• **Information shown**:
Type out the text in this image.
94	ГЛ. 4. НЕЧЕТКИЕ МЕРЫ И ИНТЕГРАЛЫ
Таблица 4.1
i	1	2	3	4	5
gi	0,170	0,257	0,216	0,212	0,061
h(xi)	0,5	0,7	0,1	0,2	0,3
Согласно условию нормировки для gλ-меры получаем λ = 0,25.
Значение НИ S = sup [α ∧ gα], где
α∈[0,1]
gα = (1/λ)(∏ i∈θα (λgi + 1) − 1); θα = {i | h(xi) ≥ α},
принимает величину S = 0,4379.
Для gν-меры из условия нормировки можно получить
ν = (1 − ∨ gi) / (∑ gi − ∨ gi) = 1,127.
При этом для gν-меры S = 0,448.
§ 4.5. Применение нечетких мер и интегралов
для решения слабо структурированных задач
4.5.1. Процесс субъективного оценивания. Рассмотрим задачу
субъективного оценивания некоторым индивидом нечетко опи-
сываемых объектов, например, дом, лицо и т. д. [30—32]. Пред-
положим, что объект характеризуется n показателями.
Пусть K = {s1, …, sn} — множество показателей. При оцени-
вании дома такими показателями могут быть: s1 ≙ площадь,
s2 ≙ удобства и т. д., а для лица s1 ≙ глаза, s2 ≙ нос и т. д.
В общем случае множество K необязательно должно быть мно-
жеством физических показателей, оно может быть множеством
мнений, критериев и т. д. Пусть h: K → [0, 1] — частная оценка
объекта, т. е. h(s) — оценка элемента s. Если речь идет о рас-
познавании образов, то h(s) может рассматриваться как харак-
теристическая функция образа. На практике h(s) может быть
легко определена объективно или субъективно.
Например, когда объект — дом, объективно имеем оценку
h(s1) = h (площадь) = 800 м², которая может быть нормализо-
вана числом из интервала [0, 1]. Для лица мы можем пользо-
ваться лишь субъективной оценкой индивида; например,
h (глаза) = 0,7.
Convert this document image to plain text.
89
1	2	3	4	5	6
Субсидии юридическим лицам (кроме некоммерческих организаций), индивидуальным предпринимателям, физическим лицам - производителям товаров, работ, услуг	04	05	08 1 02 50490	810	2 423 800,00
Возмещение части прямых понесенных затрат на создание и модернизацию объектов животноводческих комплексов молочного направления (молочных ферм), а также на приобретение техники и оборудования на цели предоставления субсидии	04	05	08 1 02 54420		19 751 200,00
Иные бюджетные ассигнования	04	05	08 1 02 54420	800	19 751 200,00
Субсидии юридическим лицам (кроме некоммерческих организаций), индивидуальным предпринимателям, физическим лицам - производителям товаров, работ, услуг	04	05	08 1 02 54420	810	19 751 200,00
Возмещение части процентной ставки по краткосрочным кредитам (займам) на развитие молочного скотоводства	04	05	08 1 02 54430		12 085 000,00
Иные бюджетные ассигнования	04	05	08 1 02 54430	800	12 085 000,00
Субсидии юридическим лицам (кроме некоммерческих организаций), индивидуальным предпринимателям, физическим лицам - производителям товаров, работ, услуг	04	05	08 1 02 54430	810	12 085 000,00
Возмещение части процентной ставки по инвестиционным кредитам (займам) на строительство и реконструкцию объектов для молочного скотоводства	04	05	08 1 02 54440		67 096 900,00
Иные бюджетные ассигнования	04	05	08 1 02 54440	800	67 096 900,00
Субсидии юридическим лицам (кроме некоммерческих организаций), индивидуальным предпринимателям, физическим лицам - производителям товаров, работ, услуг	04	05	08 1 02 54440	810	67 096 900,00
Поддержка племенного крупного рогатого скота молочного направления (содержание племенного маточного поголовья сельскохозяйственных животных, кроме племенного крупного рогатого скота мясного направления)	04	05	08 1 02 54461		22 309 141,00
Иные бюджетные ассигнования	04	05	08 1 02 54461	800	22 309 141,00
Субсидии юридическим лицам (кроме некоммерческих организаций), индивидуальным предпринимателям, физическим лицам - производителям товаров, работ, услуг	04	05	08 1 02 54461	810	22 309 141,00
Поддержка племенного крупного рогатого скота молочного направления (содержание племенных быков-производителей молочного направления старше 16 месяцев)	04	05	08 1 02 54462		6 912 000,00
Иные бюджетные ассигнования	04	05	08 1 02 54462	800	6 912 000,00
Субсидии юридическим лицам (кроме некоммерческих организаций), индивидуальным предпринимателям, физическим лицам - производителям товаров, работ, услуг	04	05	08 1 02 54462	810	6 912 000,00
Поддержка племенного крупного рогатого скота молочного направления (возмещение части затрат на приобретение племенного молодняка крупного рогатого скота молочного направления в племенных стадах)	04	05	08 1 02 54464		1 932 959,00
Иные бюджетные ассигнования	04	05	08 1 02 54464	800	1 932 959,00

• **Stated task**: Nothing in the listing may be changed; retype it all exactly.

• **The solution**:
Type out the text in this image.
94	ГЛ. 4. НЕЧЕТКИЕ МЕРЫ И ИНТЕГРАЛЫ
Таблица 4.1
i	1	2	3	4	5
gi	0,170	0,257	0,216	0,212	0,061
h(xi)	0,5	0,7	0,1	0,2	0,3
Согласно условию нормировки для gλ-меры получаем λ = 0,25.
Значение НИ S = sup [α ∧ gα], где
α∈[0,1]
gα = (1/λ)(∏ i∈θα (λgi + 1) − 1); θα = {i | h(xi) ≥ α},
принимает величину S = 0,4379.
Для gν-меры из условия нормировки можно получить
ν = (1 − ∨ gi) / (∑ gi − ∨ gi) = 1,127.
При этом для gν-меры S = 0,448.
§ 4.5. Применение нечетких мер и интегралов
для решения слабо структурированных задач
4.5.1. Процесс субъективного оценивания. Рассмотрим задачу
субъективного оценивания некоторым индивидом нечетко опи-
сываемых объектов, например, дом, лицо и т. д. [30—32]. Пред-
положим, что объект характеризуется n показателями.
Пусть K = {s1, …, sn} — множество показателей. При оцени-
вании дома такими показателями могут быть: s1 ≙ площадь,
s2 ≙ удобства и т. д., а для лица s1 ≙ глаза, s2 ≙ нос и т. д.
В общем случае множество K необязательно должно быть мно-
жеством физических показателей, оно может быть множеством
мнений, критериев и т. д. Пусть h: K → [0, 1] — частная оценка
объекта, т. е. h(s) — оценка элемента s. Если речь идет о рас-
познавании образов, то h(s) может рассматриваться как харак-
теристическая функция образа. На практике h(s) может быть
легко определена объективно или субъективно.
Например, когда объект — дом, объективно имеем оценку
h(s1) = h (площадь) = 800 м², которая может быть нормализо-
вана числом из интервала [0, 1]. Для лица мы можем пользо-
ваться лишь субъективной оценкой индивида; например,
h (глаза) = 0,7.
Convert this document image to plain text.
89
1	2	3	4	5	6
Субсидии юридическим лицам (кроме некоммерческих организаций), индивидуальным предпринимателям, физическим лицам - производителям товаров, работ, услуг	04	05	08 1 02 50490	810	2 423 800,00
Возмещение части прямых понесенных затрат на создание и модернизацию объектов животноводческих комплексов молочного направления (молочных ферм), а также на приобретение техники и оборудования на цели предоставления субсидии	04	05	08 1 02 54420		19 751 200,00
Иные бюджетные ассигнования	04	05	08 1 02 54420	800	19 751 200,00
Субсидии юридическим лицам (кроме некоммерческих организаций), индивидуальным предпринимателям, физическим лицам - производителям товаров, работ, услуг	04	05	08 1 02 54420	810	19 751 200,00
Возмещение части процентной ставки по краткосрочным кредитам (займам) на развитие молочного скотоводства	04	05	08 1 02 54430		12 085 000,00
Иные бюджетные ассигнования	04	05	08 1 02 54430	800	12 085 000,00
Субсидии юридическим лицам (кроме некоммерческих организаций), индивидуальным предпринимателям, физическим лицам - производителям товаров, работ, услуг	04	05	08 1 02 54430	810	12 085 000,00
Возмещение части процентной ставки по инвестиционным кредитам (займам) на строительство и реконструкцию объектов для молочного скотоводства	04	05	08 1 02 54440		67 096 900,00
Иные бюджетные ассигнования	04	05	08 1 02 54440	800	67 096 900,00
Субсидии юридическим лицам (кроме некоммерческих организаций), индивидуальным предпринимателям, физическим лицам - производителям товаров, работ, услуг	04	05	08 1 02 54440	810	67 096 900,00
Поддержка племенного крупного рогатого скота молочного направления (содержание племенного маточного поголовья сельскохозяйственных животных, кроме племенного крупного рогатого скота мясного направления)	04	05	08 1 02 54461		22 309 141,00
Иные бюджетные ассигнования	04	05	08 1 02 54461	800	22 309 141,00
Субсидии юридическим лицам (кроме некоммерческих организаций), индивидуальным предпринимателям, физическим лицам - производителям товаров, работ, услуг	04	05	08 1 02 54461	810	22 309 141,00
Поддержка племенного крупного рогатого скота молочного направления (содержание племенных быков-производителей молочного направления старше 16 месяцев)	04	05	08 1 02 54462		6 912 000,00
Иные бюджетные ассигнования	04	05	08 1 02 54462	800	6 912 000,00
Субсидии юридическим лицам (кроме некоммерческих организаций), индивидуальным предпринимателям, физическим лицам - производителям товаров, работ, услуг	04	05	08 1 02 54462	810	6 912 000,00
Поддержка племенного крупного рогатого скота молочного направления (возмещение части затрат на приобретение племенного молодняка крупного рогатого скота молочного направления в племенных стадах)	04	05	08 1 02 54464		1 932 959,00
Иные бюджетные ассигнования	04	05	08 1 02 54464	800	1 932 959,00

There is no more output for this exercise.